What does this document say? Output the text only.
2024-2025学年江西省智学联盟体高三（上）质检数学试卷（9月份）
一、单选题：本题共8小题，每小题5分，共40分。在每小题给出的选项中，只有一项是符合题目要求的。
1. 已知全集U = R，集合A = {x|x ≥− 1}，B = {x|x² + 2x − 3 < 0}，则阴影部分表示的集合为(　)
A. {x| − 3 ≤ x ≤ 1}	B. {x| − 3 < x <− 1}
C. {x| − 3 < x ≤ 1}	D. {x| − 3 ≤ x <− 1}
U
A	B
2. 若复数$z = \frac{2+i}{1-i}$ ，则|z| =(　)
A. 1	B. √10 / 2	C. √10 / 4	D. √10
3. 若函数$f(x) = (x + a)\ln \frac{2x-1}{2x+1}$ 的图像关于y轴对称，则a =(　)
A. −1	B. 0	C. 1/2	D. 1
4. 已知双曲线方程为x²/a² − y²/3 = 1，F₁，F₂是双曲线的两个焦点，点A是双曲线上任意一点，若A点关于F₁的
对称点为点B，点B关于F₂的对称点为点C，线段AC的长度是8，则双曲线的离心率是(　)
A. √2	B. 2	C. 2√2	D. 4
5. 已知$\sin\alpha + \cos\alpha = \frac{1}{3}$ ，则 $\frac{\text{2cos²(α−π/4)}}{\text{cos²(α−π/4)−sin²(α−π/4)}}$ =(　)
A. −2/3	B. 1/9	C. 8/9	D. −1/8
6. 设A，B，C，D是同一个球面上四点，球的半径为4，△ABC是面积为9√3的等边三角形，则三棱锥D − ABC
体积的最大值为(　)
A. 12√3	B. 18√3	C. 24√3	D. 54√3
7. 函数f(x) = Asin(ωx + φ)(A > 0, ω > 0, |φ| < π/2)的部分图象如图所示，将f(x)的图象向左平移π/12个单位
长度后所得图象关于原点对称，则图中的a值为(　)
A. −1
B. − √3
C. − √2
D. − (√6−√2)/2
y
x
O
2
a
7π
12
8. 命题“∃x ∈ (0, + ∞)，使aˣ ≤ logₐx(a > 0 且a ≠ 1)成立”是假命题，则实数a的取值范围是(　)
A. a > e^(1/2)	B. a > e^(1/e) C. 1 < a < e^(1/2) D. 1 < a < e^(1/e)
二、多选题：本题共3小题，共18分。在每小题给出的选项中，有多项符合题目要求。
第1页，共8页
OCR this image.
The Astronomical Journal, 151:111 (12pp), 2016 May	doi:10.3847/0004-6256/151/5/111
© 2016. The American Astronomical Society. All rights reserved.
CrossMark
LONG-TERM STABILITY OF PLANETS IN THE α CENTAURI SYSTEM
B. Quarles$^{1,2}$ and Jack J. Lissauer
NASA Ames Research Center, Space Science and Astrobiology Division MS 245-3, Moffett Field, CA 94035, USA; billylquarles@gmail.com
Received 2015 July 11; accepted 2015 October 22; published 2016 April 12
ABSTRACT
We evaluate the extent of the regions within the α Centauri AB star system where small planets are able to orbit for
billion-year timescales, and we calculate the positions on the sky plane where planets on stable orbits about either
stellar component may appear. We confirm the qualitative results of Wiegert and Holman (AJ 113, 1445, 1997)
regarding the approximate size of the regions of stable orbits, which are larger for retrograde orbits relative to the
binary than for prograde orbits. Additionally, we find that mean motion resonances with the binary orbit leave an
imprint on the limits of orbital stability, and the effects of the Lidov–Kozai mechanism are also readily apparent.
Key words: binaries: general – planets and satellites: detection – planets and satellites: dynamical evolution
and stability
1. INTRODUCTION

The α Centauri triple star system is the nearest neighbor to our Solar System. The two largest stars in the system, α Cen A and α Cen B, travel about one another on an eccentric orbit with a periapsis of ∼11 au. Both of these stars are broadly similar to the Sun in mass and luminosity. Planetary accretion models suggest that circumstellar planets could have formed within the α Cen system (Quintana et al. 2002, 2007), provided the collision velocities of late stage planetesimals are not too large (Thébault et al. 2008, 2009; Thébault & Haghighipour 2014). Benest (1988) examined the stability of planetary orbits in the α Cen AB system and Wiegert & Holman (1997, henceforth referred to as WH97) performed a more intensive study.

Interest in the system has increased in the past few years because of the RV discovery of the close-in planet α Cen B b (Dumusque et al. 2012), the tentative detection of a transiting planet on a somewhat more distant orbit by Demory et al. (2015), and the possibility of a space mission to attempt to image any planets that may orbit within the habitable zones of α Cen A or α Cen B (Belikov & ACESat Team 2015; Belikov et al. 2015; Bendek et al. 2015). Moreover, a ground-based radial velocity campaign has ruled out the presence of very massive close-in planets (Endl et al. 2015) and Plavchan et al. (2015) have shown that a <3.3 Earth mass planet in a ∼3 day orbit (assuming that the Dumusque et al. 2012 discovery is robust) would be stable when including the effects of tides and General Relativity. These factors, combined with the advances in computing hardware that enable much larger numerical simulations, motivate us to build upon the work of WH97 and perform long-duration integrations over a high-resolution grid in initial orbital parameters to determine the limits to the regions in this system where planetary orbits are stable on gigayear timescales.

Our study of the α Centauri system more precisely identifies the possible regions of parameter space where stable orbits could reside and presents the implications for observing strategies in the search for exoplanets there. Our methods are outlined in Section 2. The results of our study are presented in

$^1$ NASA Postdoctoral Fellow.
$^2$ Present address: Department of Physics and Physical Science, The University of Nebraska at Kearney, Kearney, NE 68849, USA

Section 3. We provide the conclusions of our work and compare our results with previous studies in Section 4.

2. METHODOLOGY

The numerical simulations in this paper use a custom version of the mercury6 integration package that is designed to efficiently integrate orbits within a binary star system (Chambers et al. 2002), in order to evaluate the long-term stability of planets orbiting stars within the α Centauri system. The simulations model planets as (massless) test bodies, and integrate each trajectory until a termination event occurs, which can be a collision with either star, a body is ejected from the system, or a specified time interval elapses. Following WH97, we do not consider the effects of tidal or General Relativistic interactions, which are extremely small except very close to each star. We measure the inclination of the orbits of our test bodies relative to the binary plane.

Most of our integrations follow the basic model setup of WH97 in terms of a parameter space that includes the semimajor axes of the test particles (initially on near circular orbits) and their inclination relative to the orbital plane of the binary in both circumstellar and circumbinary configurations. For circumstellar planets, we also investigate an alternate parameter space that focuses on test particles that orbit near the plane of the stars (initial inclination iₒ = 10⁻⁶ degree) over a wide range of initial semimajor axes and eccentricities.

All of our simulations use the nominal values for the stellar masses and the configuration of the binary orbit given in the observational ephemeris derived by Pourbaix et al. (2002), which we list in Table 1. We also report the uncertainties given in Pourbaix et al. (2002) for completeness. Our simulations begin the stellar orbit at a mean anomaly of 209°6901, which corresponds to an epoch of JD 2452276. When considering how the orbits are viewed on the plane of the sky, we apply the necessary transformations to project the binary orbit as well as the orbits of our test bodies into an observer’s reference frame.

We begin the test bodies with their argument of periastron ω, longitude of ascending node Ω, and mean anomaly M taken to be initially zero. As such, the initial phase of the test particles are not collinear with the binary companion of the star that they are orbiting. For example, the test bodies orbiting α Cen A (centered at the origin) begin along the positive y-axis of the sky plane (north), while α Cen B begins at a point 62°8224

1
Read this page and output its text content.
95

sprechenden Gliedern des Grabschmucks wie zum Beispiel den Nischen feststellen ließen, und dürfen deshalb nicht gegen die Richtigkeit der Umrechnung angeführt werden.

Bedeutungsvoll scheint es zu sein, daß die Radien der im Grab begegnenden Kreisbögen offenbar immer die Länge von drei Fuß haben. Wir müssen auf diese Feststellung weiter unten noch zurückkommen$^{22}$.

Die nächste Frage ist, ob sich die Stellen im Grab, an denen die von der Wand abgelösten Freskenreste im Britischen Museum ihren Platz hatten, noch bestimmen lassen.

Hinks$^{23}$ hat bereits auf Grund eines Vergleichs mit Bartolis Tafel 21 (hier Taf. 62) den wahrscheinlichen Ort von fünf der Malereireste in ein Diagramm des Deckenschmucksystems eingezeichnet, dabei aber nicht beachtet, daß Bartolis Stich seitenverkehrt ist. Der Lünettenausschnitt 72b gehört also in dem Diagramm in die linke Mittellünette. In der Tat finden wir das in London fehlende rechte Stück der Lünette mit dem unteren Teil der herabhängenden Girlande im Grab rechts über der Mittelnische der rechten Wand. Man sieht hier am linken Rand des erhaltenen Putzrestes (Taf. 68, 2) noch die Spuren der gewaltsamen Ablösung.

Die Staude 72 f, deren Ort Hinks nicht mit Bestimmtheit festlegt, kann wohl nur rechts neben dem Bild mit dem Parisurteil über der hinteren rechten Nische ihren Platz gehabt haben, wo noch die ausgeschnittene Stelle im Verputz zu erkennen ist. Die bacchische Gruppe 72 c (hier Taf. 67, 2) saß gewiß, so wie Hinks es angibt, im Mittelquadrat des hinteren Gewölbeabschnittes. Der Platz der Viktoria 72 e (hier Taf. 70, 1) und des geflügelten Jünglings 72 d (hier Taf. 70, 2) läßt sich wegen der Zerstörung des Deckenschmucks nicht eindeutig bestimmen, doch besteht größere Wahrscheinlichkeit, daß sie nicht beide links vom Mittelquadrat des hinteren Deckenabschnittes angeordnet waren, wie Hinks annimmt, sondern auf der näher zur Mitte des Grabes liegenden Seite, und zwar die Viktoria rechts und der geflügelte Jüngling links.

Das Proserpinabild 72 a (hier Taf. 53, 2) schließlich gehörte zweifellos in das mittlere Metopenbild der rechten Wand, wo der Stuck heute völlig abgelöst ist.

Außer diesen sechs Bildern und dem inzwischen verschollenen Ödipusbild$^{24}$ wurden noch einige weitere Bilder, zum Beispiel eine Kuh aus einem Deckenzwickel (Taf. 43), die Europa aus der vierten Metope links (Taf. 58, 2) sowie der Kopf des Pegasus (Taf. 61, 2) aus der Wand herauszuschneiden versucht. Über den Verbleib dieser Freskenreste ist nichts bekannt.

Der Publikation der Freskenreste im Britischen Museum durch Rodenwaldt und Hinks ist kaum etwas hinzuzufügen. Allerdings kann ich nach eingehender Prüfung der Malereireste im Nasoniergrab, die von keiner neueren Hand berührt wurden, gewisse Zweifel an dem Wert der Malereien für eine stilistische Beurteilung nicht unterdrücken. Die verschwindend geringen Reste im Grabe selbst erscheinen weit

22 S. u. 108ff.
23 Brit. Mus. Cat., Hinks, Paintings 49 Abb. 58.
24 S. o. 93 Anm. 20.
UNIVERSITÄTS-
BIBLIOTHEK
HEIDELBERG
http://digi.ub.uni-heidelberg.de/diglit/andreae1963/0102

• **Short task**:
In the data above, tally the lines holding "Section" and answer with the figure only.

• **Full output**:
2